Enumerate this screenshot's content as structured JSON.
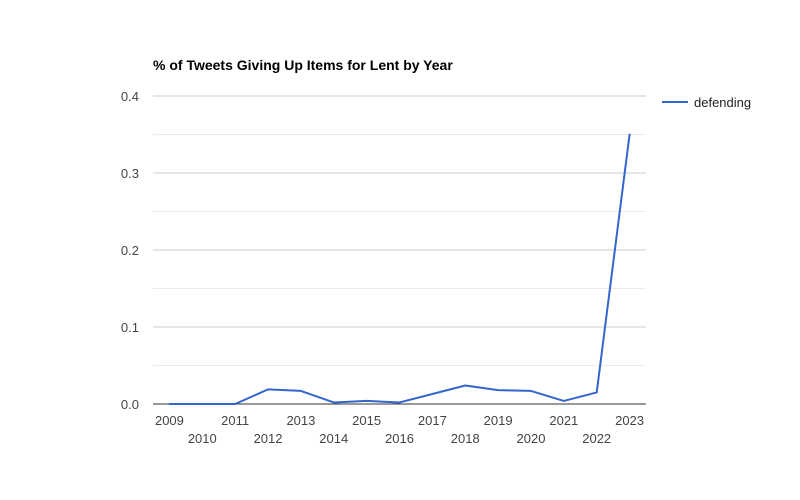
{
  "chart_data": {
    "type": "line",
    "title": "% of Tweets Giving Up Items for Lent by Year",
    "xlabel": "",
    "ylabel": "",
    "x": [
      "2009",
      "2010",
      "2011",
      "2012",
      "2013",
      "2014",
      "2015",
      "2016",
      "2017",
      "2018",
      "2019",
      "2020",
      "2021",
      "2022",
      "2023"
    ],
    "series": [
      {
        "name": "defending",
        "color": "#3366cc",
        "values": [
          0.0,
          0.0,
          0.0,
          0.019,
          0.017,
          0.002,
          0.004,
          0.002,
          0.013,
          0.024,
          0.018,
          0.017,
          0.004,
          0.015,
          0.35
        ]
      }
    ],
    "ylim": [
      0,
      0.4
    ],
    "yticks": [
      "0.0",
      "0.1",
      "0.2",
      "0.3",
      "0.4"
    ],
    "ytick_values": [
      0,
      0.1,
      0.2,
      0.3,
      0.4
    ],
    "grid": true,
    "minor_grid": true,
    "legend_position": "right"
  }
}
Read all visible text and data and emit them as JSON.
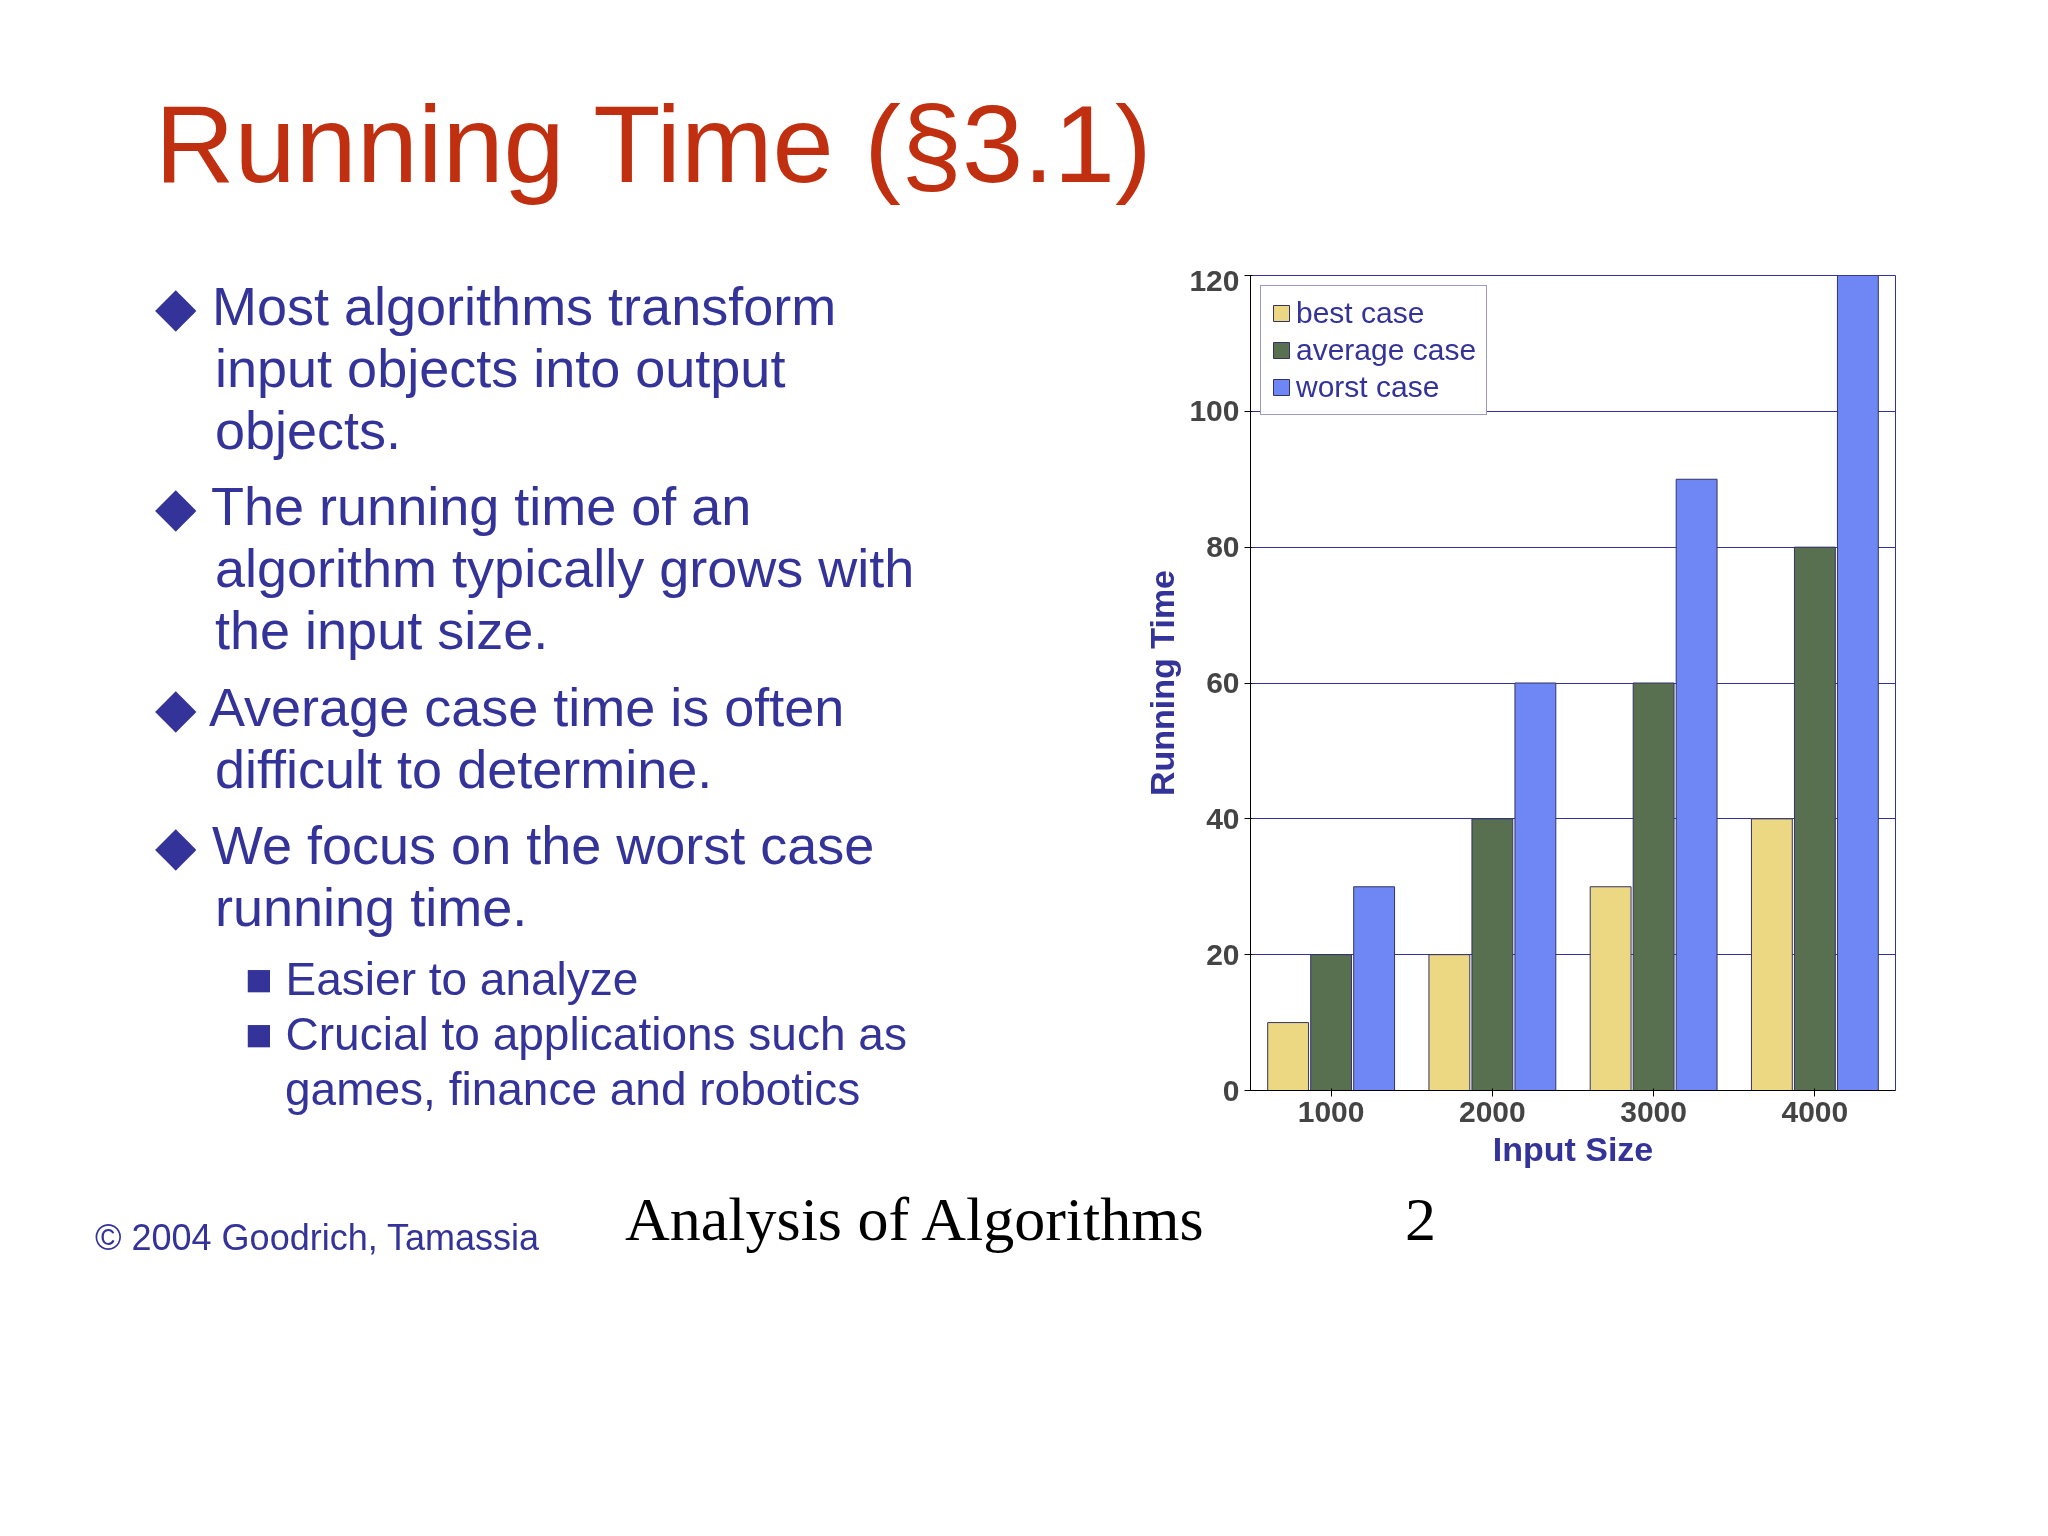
{
  "chart_data": {
    "type": "bar",
    "title": "Running Time (§3.1)",
    "xlabel": "Input Size",
    "ylabel": "Running Time",
    "categories": [
      "1000",
      "2000",
      "3000",
      "4000"
    ],
    "series": [
      {
        "name": "best case",
        "color": "#ecd882",
        "values": [
          10,
          20,
          30,
          40
        ]
      },
      {
        "name": "average case",
        "color": "#58704f",
        "values": [
          20,
          40,
          60,
          80
        ]
      },
      {
        "name": "worst case",
        "color": "#6f86f5",
        "values": [
          30,
          60,
          90,
          120
        ]
      }
    ],
    "ylim": [
      0,
      120
    ],
    "yticks": [
      0,
      20,
      40,
      60,
      80,
      100,
      120
    ],
    "grid": "y",
    "legend": "top left",
    "annotations": [
      "◆ Most algorithms transform input objects into output objects.",
      "◆ The running time of an algorithm typically grows with the input size.",
      "◆ Average case time is often difficult to determine.",
      "◆ We focus on the worst case running time.",
      "■ Easier to analyze",
      "■ Crucial to applications such as games, finance and robotics",
      "© 2004 Goodrich, Tamassia",
      "Analysis of Algorithms",
      "2"
    ]
  }
}
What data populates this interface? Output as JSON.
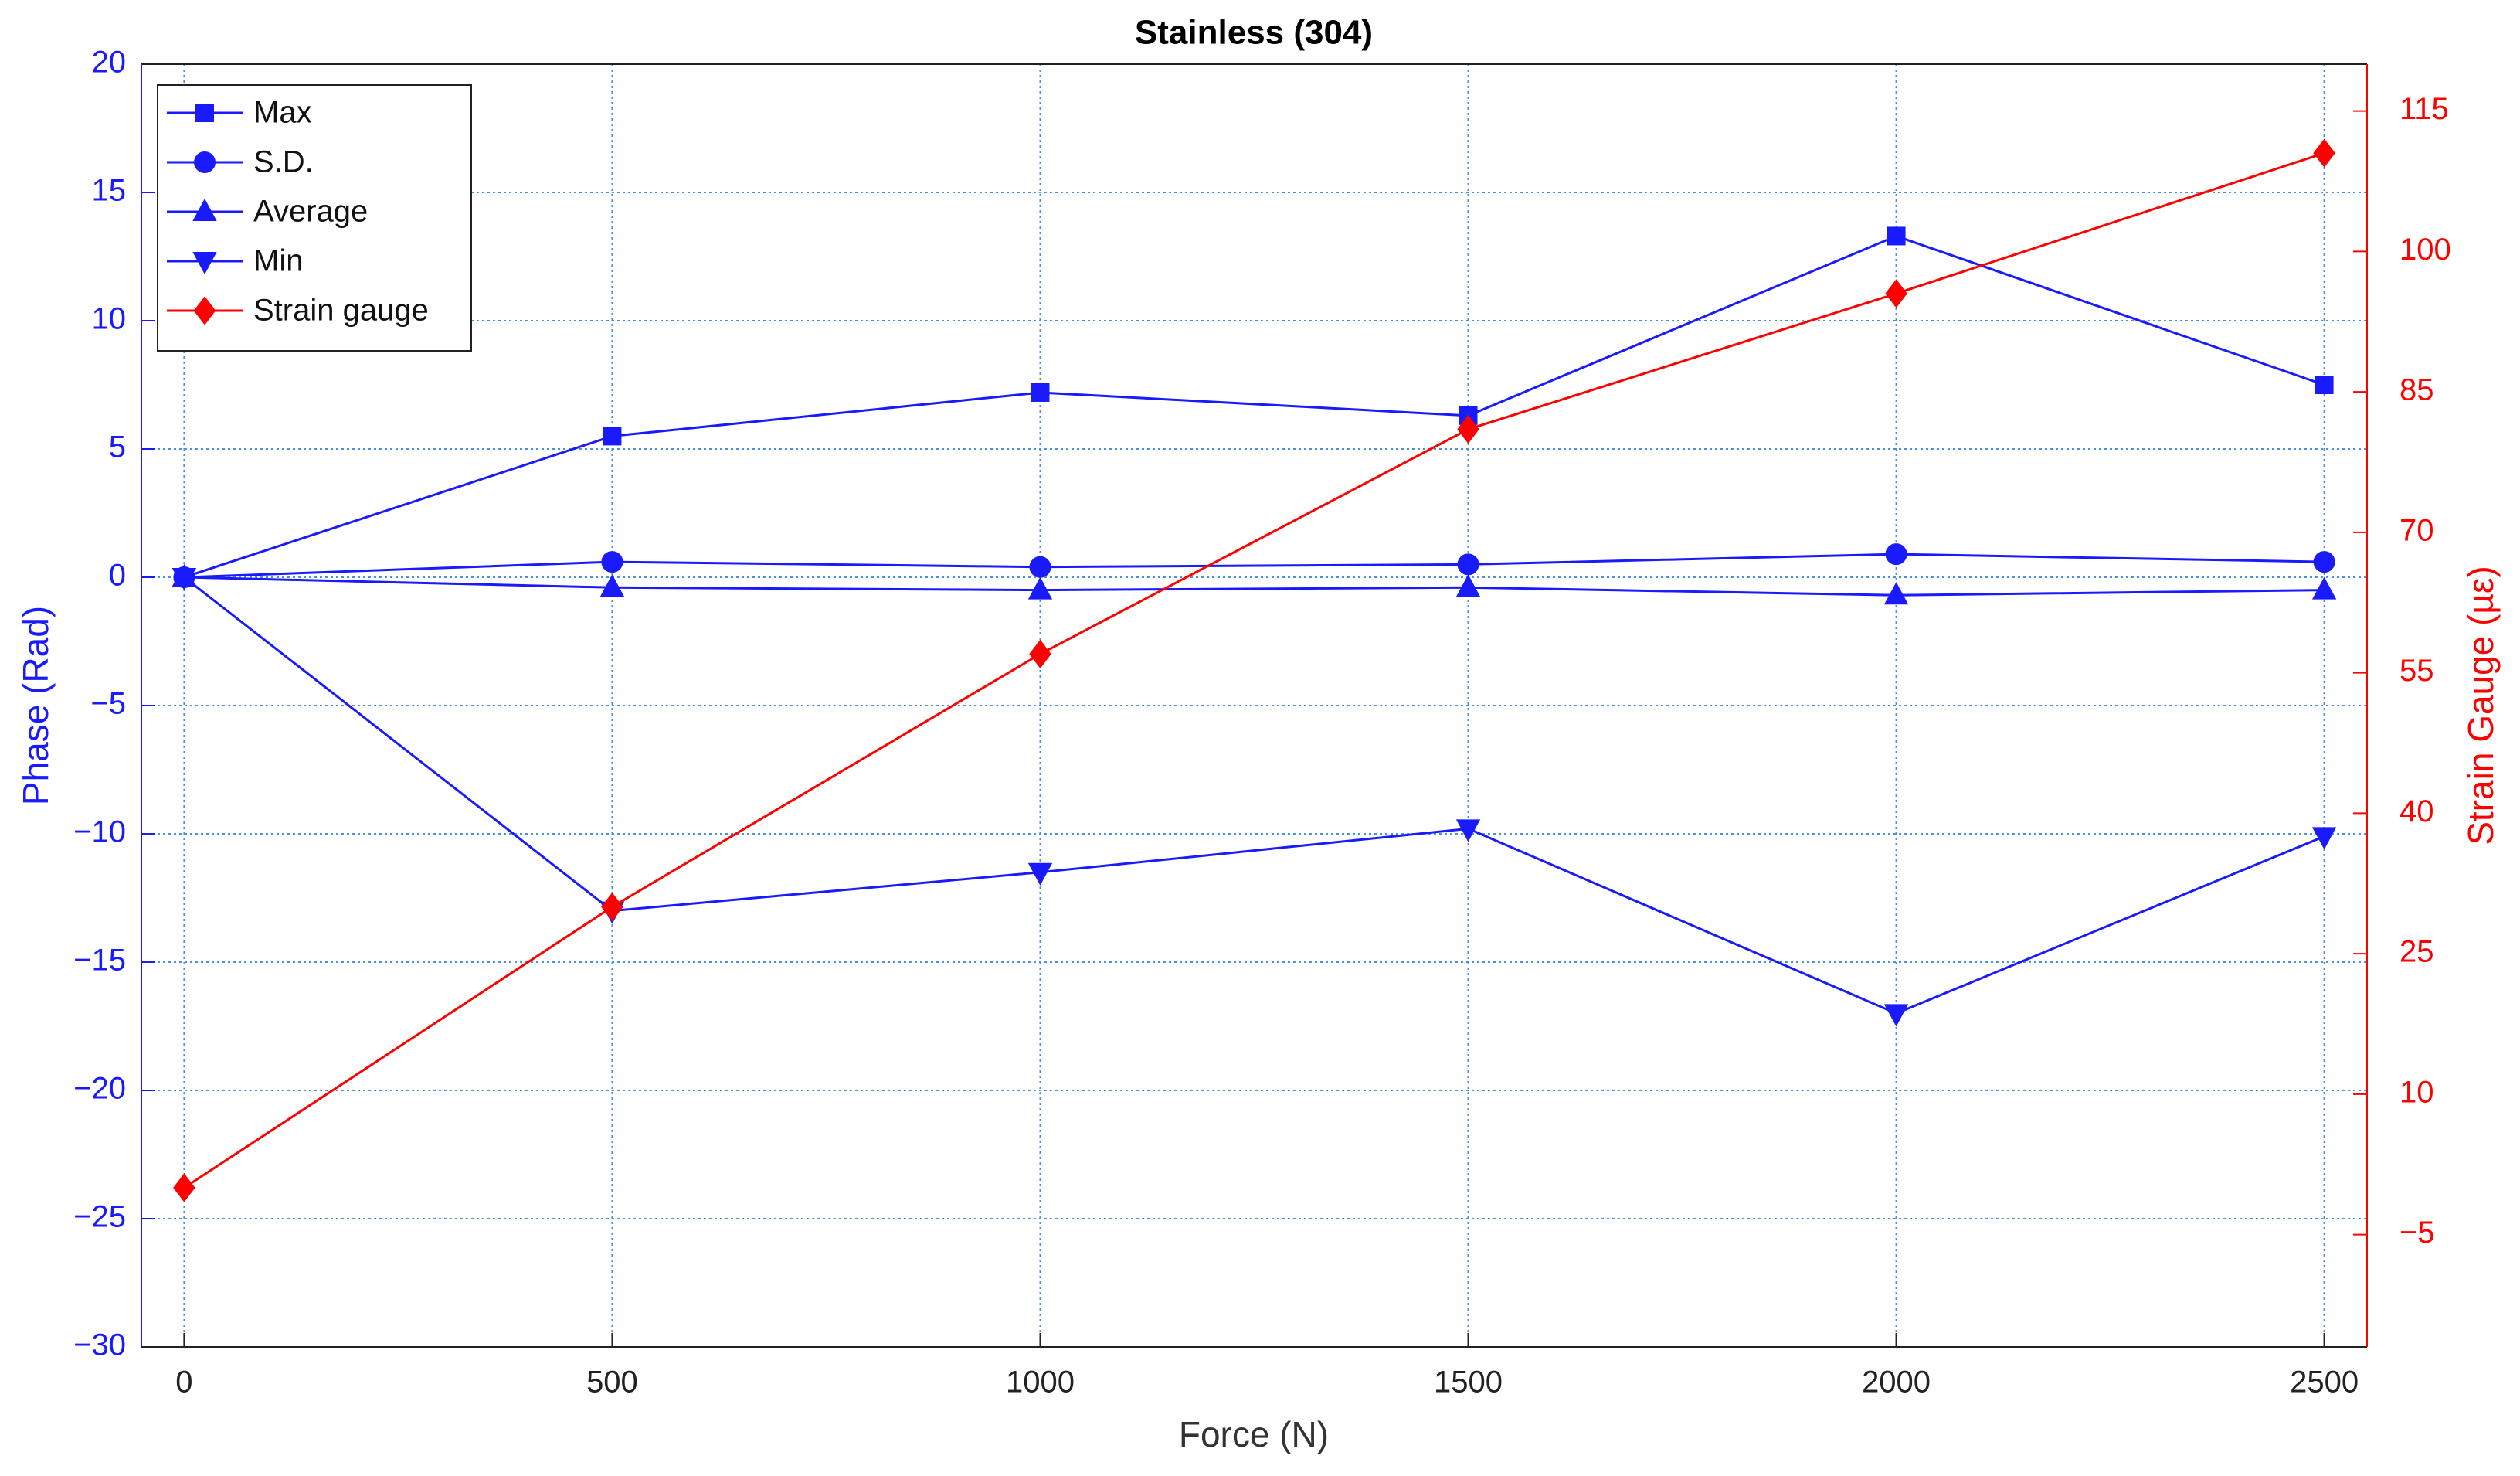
{
  "chart_data": {
    "type": "line",
    "title": "Stainless (304)",
    "x_label": "Force (N)",
    "y_label": "Phase (Rad)",
    "y2_label": "Strain Gauge (µε)",
    "x": [
      0,
      500,
      1000,
      1500,
      2000,
      2500
    ],
    "xlim": [
      -50,
      2550
    ],
    "xticks": [
      0,
      500,
      1000,
      1500,
      2000,
      2500
    ],
    "ylim": [
      -30,
      20
    ],
    "yticks": [
      {
        "value": -30,
        "label": "−30"
      },
      {
        "value": -25,
        "label": "−25"
      },
      {
        "value": -20,
        "label": "−20"
      },
      {
        "value": -15,
        "label": "−15"
      },
      {
        "value": -10,
        "label": "−10"
      },
      {
        "value": -5,
        "label": "−5"
      },
      0,
      5,
      10,
      15,
      20
    ],
    "y2lim": [
      -17,
      120
    ],
    "y2ticks": [
      {
        "value": -5,
        "label": "−5"
      },
      10,
      25,
      40,
      55,
      70,
      85,
      100,
      115
    ],
    "grid": true,
    "legend": "upper left",
    "y_color": "#1a1aff",
    "y2_color": "#ff0000",
    "series": [
      {
        "name": "Max",
        "color": "#1a1aff",
        "marker": "square",
        "values": [
          0,
          5.5,
          7.2,
          6.3,
          13.3,
          7.5
        ]
      },
      {
        "name": "S.D.",
        "color": "#1a1aff",
        "marker": "circle",
        "values": [
          0,
          0.6,
          0.4,
          0.5,
          0.9,
          0.6
        ]
      },
      {
        "name": "Average",
        "color": "#1a1aff",
        "marker": "triangle-up",
        "values": [
          0,
          -0.4,
          -0.5,
          -0.4,
          -0.7,
          -0.5
        ]
      },
      {
        "name": "Min",
        "color": "#1a1aff",
        "marker": "triangle-down",
        "values": [
          0,
          -13,
          -11.5,
          -9.8,
          -17,
          -10.1
        ]
      },
      {
        "name": "Strain gauge",
        "color": "#ff0000",
        "marker": "diamond",
        "axis": "y2",
        "values": [
          0,
          30,
          57,
          81,
          95.5,
          110.5
        ]
      }
    ]
  }
}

▬▬▬▬▬▬

Exercise details — Skip the pictures and print each record exactly as it stands.

Task output —
Enumerate this screenshot's content as structured JSON.
{
  "chart_data": {
    "type": "line",
    "title": "% of Tweets Giving Up Items for Lent by Year",
    "xlabel": "",
    "ylabel": "",
    "x": [
      "2009",
      "2010",
      "2011",
      "2012",
      "2013",
      "2014",
      "2015",
      "2016",
      "2017",
      "2018",
      "2019",
      "2020",
      "2021",
      "2022",
      "2023"
    ],
    "series": [
      {
        "name": "defending",
        "color": "#3366cc",
        "values": [
          0.0,
          0.0,
          0.0,
          0.019,
          0.017,
          0.002,
          0.004,
          0.002,
          0.013,
          0.024,
          0.018,
          0.017,
          0.004,
          0.015,
          0.35
        ]
      }
    ],
    "ylim": [
      0,
      0.4
    ],
    "yticks": [
      "0.0",
      "0.1",
      "0.2",
      "0.3",
      "0.4"
    ],
    "ytick_values": [
      0,
      0.1,
      0.2,
      0.3,
      0.4
    ],
    "grid": true,
    "minor_grid": true,
    "legend_position": "right"
  }
}
Read all visible text and data and emit them as JSON.
{
  "chart_data": {
    "type": "bar",
    "title": "Running Time (§3.1)",
    "xlabel": "Input Size",
    "ylabel": "Running Time",
    "categories": [
      "1000",
      "2000",
      "3000",
      "4000"
    ],
    "series": [
      {
        "name": "best case",
        "color": "#ecd882",
        "values": [
          10,
          20,
          30,
          40
        ]
      },
      {
        "name": "average case",
        "color": "#58704f",
        "values": [
          20,
          40,
          60,
          80
        ]
      },
      {
        "name": "worst case",
        "color": "#6f86f5",
        "values": [
          30,
          60,
          90,
          120
        ]
      }
    ],
    "ylim": [
      0,
      120
    ],
    "yticks": [
      0,
      20,
      40,
      60,
      80,
      100,
      120
    ],
    "grid": "y",
    "legend": "top left",
    "annotations": [
      "◆ Most algorithms transform input objects into output objects.",
      "◆ The running time of an algorithm typically grows with the input size.",
      "◆ Average case time is often difficult to determine.",
      "◆ We focus on the worst case running time.",
      "■ Easier to analyze",
      "■ Crucial to applications such as games, finance and robotics",
      "© 2004 Goodrich, Tamassia",
      "Analysis of Algorithms",
      "2"
    ]
  }
}
What data populates this interface? Output as JSON.
{
  "chart_data": {
    "type": "line",
    "title": "Stainless (304)",
    "x_label": "Force (N)",
    "y_label": "Phase (Rad)",
    "y2_label": "Strain Gauge (µε)",
    "x": [
      0,
      500,
      1000,
      1500,
      2000,
      2500
    ],
    "xlim": [
      -50,
      2550
    ],
    "xticks": [
      0,
      500,
      1000,
      1500,
      2000,
      2500
    ],
    "ylim": [
      -30,
      20
    ],
    "yticks": [
      {
        "value": -30,
        "label": "−30"
      },
      {
        "value": -25,
        "label": "−25"
      },
      {
        "value": -20,
        "label": "−20"
      },
      {
        "value": -15,
        "label": "−15"
      },
      {
        "value": -10,
        "label": "−10"
      },
      {
        "value": -5,
        "label": "−5"
      },
      0,
      5,
      10,
      15,
      20
    ],
    "y2lim": [
      -17,
      120
    ],
    "y2ticks": [
      {
        "value": -5,
        "label": "−5"
      },
      10,
      25,
      40,
      55,
      70,
      85,
      100,
      115
    ],
    "grid": true,
    "legend": "upper left",
    "y_color": "#1a1aff",
    "y2_color": "#ff0000",
    "series": [
      {
        "name": "Max",
        "color": "#1a1aff",
        "marker": "square",
        "values": [
          0,
          5.5,
          7.2,
          6.3,
          13.3,
          7.5
        ]
      },
      {
        "name": "S.D.",
        "color": "#1a1aff",
        "marker": "circle",
        "values": [
          0,
          0.6,
          0.4,
          0.5,
          0.9,
          0.6
        ]
      },
      {
        "name": "Average",
        "color": "#1a1aff",
        "marker": "triangle-up",
        "values": [
          0,
          -0.4,
          -0.5,
          -0.4,
          -0.7,
          -0.5
        ]
      },
      {
        "name": "Min",
        "color": "#1a1aff",
        "marker": "triangle-down",
        "values": [
          0,
          -13,
          -11.5,
          -9.8,
          -17,
          -10.1
        ]
      },
      {
        "name": "Strain gauge",
        "color": "#ff0000",
        "marker": "diamond",
        "axis": "y2",
        "values": [
          0,
          30,
          57,
          81,
          95.5,
          110.5
        ]
      }
    ]
  }
}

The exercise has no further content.